Set exercise: Copy each entry as it stands, leaving nothing out.

═════ Information provided

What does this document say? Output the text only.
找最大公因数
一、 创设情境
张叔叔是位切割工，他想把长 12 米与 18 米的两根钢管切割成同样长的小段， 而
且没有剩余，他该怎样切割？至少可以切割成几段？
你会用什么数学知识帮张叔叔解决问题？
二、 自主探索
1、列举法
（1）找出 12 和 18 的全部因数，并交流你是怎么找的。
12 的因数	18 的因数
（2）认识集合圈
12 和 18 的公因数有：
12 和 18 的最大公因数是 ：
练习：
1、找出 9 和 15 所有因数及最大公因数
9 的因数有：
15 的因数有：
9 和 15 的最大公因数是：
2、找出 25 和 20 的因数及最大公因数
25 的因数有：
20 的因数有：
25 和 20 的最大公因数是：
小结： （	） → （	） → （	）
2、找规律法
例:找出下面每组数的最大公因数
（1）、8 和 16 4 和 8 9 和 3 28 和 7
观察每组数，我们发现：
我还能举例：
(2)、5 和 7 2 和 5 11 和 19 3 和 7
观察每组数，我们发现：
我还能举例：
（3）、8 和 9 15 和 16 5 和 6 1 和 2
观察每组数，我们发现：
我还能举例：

══════════

Response:
What does this document say? Output the text only.
找最大公因数
一、 创设情境
张叔叔是位切割工，他想把长 12 米与 18 米的两根钢管切割成同样长的小段， 而
且没有剩余，他该怎样切割？至少可以切割成几段？
你会用什么数学知识帮张叔叔解决问题？
二、 自主探索
1、列举法
（1）找出 12 和 18 的全部因数，并交流你是怎么找的。
12 的因数	18 的因数
（2）认识集合圈
12 和 18 的公因数有：
12 和 18 的最大公因数是 ：
练习：
1、找出 9 和 15 所有因数及最大公因数
9 的因数有：
15 的因数有：
9 和 15 的最大公因数是：
2、找出 25 和 20 的因数及最大公因数
25 的因数有：
20 的因数有：
25 和 20 的最大公因数是：
小结： （	） → （	） → （	）
2、找规律法
例:找出下面每组数的最大公因数
（1）、8 和 16 4 和 8 9 和 3 28 和 7
观察每组数，我们发现：
我还能举例：
(2)、5 和 7 2 和 5 11 和 19 3 和 7
观察每组数，我们发现：
我还能举例：
（3）、8 和 9 15 和 16 5 和 6 1 和 2
观察每组数，我们发现：
我还能举例：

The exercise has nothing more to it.